Short task
Identify each line holding the string "上老王论坛当老王" and copy it.

------ Data records ------

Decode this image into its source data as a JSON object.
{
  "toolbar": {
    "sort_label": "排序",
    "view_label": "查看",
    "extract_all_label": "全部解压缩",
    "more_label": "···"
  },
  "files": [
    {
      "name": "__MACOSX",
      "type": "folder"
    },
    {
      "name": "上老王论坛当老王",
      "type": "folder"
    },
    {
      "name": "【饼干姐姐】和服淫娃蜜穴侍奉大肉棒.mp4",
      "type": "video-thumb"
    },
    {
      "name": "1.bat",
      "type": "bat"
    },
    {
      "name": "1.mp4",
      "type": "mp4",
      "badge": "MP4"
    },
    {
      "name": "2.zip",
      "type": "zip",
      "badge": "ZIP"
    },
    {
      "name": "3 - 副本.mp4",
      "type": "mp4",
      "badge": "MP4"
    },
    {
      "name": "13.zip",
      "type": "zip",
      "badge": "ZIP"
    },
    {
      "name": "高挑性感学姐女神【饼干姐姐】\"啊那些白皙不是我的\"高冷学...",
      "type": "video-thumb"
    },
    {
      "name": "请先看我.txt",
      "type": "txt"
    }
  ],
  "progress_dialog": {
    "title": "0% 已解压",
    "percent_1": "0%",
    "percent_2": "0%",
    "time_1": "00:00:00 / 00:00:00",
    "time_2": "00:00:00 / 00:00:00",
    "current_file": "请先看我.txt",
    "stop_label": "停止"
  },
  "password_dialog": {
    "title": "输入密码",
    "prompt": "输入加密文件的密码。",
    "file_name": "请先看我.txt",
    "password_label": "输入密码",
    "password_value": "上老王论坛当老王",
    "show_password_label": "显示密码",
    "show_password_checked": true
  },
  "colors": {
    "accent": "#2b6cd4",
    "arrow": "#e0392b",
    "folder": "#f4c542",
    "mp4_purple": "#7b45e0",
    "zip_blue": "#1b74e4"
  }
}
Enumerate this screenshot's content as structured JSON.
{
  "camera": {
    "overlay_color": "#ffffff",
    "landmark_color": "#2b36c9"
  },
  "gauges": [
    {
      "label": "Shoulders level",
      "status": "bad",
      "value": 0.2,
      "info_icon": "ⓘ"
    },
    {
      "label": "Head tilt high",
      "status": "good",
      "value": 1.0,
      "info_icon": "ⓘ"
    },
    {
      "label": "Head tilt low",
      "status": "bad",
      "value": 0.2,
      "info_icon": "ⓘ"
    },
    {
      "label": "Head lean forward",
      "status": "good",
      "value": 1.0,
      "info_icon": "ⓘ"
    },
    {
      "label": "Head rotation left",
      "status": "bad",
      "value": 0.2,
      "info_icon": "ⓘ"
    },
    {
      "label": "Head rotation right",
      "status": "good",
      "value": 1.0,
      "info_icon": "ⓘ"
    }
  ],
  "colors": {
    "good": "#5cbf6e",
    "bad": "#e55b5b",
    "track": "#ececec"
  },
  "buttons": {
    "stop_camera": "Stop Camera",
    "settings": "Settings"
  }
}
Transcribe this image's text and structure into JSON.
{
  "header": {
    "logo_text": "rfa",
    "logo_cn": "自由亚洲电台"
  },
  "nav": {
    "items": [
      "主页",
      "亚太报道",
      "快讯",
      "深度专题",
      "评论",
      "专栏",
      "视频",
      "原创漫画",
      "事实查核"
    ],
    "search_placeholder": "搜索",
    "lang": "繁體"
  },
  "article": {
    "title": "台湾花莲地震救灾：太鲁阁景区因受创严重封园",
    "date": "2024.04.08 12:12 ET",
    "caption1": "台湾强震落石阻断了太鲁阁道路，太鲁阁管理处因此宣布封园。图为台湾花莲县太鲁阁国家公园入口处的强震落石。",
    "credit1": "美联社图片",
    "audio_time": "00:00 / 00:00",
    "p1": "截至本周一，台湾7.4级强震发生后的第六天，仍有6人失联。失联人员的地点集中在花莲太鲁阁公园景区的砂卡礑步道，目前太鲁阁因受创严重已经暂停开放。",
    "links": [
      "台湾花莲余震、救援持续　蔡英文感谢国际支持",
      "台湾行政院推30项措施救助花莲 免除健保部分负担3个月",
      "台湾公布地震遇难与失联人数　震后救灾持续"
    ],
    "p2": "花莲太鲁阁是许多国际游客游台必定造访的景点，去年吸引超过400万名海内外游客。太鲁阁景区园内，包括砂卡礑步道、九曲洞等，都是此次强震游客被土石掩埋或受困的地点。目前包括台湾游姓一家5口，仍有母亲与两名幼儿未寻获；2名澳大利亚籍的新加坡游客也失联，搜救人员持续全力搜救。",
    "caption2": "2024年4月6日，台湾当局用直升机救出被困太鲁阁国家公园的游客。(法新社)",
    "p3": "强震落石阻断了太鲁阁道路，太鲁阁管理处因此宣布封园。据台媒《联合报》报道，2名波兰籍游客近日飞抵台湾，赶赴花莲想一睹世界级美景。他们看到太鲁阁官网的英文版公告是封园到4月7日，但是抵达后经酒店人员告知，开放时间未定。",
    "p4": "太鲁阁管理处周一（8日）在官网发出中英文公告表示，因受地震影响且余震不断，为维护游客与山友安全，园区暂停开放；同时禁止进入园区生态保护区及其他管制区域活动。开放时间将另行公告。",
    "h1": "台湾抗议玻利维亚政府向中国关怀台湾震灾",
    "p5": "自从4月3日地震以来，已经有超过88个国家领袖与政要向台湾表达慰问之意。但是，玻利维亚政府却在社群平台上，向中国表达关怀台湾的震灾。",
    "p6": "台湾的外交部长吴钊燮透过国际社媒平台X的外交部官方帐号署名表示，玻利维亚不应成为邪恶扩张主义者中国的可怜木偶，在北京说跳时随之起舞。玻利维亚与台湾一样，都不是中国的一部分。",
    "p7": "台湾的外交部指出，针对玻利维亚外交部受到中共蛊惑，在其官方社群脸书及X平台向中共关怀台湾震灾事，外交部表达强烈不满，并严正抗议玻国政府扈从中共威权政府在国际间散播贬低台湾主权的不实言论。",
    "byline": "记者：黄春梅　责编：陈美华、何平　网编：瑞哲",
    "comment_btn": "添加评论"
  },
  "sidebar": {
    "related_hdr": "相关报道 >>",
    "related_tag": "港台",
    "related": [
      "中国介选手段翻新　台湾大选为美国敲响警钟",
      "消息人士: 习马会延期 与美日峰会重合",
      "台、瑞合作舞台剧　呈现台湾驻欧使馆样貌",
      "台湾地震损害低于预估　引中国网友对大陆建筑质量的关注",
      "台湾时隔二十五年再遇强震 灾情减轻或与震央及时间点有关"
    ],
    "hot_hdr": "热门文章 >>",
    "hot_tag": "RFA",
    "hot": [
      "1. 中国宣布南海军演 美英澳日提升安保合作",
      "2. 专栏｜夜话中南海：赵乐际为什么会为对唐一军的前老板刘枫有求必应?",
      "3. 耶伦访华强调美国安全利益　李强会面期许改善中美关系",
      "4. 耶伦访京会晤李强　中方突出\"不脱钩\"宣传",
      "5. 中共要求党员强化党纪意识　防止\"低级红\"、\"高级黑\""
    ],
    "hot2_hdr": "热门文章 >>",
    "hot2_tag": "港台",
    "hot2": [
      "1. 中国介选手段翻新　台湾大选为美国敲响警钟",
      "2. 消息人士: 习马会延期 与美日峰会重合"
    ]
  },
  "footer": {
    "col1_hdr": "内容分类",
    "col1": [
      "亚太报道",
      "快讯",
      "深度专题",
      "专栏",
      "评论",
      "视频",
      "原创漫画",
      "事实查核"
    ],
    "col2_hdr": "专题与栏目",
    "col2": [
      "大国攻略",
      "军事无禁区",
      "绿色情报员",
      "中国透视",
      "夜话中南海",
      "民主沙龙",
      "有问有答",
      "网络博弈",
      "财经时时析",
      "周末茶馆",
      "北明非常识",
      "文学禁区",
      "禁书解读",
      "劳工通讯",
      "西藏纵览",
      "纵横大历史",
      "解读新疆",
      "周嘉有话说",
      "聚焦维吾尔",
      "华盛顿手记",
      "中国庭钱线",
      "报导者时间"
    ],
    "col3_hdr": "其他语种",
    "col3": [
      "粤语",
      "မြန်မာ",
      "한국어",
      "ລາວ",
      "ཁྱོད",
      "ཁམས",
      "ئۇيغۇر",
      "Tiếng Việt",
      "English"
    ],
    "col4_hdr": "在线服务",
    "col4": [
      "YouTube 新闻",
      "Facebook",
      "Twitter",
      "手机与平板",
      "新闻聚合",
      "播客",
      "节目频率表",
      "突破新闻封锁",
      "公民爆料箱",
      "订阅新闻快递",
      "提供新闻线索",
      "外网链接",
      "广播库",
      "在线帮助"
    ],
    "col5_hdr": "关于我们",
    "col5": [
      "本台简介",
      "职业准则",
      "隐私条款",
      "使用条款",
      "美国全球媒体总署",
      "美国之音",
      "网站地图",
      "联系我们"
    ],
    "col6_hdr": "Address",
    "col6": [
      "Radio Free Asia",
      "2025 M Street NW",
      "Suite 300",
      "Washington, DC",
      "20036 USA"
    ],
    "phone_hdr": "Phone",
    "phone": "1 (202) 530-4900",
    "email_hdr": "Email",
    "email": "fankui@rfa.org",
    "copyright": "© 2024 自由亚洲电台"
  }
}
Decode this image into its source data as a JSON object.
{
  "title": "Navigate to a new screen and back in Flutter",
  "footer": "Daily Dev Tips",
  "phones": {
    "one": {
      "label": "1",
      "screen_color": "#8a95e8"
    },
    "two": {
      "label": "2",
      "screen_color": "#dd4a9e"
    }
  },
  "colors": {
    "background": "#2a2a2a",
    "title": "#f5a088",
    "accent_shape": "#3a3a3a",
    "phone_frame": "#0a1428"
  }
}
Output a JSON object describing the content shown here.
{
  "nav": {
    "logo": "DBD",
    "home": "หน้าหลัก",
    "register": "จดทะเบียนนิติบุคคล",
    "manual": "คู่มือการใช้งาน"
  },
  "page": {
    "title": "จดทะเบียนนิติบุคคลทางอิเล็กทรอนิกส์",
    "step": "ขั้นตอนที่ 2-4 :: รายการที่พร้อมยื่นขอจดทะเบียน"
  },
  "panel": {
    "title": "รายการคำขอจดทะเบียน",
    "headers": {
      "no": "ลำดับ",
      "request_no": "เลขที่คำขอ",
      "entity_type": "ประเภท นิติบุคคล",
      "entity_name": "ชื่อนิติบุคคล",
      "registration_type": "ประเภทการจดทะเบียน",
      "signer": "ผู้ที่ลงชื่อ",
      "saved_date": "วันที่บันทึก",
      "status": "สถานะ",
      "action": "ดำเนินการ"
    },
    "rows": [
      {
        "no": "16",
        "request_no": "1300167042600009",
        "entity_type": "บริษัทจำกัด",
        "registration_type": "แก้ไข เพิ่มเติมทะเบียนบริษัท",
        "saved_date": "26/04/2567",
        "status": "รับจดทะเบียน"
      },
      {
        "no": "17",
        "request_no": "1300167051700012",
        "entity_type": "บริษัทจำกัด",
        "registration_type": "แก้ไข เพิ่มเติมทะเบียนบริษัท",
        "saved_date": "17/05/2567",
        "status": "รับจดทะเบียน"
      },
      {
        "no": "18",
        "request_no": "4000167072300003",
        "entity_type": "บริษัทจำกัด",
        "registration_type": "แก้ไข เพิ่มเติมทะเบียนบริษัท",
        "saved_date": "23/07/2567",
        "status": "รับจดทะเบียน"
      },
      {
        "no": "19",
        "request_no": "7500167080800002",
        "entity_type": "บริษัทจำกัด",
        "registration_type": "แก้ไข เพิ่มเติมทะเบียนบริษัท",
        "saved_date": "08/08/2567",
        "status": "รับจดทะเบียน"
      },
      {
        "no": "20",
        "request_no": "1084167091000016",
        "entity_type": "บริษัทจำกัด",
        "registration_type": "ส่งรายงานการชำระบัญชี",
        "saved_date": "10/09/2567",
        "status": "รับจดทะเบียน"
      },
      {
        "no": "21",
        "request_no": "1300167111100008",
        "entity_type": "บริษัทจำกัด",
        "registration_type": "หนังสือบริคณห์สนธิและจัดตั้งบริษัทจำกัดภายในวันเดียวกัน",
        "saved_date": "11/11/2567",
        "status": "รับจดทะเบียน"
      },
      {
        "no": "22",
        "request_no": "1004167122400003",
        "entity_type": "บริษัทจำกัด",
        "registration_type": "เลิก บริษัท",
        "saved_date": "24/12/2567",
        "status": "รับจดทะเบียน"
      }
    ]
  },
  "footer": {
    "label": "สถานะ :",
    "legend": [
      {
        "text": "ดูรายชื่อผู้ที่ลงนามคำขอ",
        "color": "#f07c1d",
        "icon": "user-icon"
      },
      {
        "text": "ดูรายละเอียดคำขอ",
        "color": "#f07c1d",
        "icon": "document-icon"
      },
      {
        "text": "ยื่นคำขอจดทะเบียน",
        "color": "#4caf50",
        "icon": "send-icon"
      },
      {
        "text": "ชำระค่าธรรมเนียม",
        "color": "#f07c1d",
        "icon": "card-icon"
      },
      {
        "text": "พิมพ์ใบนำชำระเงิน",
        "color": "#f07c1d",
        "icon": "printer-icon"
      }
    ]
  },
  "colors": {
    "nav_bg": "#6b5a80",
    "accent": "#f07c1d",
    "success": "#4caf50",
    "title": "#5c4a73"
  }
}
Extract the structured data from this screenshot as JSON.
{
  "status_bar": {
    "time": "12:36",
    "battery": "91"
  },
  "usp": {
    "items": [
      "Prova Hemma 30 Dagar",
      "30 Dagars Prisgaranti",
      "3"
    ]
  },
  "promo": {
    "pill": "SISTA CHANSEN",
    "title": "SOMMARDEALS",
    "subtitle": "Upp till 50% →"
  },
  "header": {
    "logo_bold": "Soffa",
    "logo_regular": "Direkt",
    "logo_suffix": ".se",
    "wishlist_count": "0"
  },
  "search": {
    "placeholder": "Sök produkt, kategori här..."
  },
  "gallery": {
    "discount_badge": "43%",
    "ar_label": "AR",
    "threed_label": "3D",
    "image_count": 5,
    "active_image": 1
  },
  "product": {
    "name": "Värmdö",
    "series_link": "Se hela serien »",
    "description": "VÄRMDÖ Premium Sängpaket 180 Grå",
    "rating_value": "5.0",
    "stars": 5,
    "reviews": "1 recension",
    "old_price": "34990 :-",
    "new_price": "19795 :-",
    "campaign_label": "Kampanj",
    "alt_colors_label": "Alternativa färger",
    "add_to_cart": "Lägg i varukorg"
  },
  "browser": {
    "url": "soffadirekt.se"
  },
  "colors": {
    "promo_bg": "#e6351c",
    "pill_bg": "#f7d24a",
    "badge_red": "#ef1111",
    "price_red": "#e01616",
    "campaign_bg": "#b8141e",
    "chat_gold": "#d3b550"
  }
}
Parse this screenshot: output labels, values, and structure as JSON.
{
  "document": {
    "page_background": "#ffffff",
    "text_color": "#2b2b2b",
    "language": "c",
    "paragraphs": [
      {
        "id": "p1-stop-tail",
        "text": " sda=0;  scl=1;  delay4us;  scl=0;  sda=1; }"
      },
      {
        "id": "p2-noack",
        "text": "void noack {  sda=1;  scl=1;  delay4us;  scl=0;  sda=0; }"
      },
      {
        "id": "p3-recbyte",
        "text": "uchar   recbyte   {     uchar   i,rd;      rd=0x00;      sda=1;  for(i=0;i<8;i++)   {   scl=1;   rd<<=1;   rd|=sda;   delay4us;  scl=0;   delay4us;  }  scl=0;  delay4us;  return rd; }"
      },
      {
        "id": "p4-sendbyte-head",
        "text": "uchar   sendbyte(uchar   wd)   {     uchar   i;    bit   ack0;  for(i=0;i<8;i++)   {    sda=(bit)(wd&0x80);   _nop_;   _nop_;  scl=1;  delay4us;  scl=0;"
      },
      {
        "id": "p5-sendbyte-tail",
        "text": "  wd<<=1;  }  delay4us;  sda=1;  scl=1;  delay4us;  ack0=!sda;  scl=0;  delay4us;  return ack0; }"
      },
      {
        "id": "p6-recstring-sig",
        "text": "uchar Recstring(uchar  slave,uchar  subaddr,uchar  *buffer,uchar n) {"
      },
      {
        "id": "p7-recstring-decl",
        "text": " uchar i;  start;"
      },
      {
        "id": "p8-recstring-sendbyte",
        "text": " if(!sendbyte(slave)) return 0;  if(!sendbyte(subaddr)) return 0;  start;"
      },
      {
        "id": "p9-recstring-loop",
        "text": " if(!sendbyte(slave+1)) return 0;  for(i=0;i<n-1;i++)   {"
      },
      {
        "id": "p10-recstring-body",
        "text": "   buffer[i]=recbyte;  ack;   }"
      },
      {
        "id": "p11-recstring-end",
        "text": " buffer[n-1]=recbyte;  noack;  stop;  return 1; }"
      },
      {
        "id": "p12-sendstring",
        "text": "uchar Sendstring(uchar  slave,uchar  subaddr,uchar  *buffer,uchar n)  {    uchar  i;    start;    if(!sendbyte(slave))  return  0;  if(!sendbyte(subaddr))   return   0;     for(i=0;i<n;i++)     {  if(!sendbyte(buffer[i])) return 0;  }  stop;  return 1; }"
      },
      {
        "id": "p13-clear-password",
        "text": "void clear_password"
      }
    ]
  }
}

------

Answer
      "name": "上老王论坛当老王",
    "password_value": "上老王论坛当老王",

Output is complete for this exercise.